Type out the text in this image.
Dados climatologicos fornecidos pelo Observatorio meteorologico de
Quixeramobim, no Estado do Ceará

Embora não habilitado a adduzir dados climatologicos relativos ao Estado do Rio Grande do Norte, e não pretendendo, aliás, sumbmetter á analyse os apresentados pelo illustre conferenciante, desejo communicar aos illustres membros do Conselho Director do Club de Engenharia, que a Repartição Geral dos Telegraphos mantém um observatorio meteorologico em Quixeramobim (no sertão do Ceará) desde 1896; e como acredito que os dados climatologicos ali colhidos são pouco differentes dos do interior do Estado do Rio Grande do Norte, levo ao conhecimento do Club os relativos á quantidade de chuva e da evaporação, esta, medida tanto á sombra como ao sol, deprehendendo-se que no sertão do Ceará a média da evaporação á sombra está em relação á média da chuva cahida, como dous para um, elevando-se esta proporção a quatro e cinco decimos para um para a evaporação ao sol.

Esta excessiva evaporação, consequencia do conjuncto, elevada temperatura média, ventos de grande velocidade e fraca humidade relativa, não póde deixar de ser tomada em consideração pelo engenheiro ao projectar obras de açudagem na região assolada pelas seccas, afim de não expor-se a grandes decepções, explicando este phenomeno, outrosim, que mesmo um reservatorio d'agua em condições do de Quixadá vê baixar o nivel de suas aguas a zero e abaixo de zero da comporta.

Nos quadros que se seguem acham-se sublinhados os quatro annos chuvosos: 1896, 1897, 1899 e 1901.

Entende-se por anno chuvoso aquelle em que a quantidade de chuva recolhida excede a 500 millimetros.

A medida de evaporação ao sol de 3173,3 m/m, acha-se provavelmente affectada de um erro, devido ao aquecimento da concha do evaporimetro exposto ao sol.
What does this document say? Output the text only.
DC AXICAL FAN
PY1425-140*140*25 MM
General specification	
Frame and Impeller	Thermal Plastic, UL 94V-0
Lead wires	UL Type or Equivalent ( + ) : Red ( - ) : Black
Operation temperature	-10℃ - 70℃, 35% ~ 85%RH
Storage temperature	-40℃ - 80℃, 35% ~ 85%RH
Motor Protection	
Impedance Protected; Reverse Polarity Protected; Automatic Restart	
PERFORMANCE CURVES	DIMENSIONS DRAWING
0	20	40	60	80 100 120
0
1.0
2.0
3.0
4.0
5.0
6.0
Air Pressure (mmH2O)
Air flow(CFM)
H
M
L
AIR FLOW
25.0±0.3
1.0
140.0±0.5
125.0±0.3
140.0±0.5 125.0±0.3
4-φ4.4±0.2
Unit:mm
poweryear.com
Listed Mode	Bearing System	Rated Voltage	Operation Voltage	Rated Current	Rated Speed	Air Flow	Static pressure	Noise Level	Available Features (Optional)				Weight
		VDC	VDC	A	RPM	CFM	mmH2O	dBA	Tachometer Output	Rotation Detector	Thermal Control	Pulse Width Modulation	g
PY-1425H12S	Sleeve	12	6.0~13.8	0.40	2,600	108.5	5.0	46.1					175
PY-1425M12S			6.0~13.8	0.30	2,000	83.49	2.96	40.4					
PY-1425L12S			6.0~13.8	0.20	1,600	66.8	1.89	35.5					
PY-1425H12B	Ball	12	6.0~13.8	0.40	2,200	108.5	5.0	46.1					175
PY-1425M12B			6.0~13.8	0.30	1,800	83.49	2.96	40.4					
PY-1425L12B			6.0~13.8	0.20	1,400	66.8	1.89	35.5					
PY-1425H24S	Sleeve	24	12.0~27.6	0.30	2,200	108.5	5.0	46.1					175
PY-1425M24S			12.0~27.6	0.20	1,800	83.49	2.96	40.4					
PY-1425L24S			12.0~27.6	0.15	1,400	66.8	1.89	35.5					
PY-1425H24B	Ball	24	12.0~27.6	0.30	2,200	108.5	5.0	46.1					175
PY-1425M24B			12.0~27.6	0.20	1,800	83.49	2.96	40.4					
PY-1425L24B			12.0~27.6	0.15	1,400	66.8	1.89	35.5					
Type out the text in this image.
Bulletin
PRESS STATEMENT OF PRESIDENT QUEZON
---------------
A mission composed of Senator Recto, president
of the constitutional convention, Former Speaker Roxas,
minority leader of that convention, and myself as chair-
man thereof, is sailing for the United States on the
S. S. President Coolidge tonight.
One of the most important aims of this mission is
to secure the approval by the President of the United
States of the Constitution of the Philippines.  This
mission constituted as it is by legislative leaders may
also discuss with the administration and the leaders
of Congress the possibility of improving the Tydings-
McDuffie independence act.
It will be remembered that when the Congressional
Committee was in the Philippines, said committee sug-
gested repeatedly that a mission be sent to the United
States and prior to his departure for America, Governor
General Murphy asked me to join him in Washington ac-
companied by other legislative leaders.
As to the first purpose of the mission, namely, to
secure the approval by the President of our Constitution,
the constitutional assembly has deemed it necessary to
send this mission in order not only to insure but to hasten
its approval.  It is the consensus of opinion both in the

================================

_Objective_: Using the material above, copy every line in which the string "General" occurs.

_Exercise response_:
General specification	
General Murphy asked me to join him in Washington ac-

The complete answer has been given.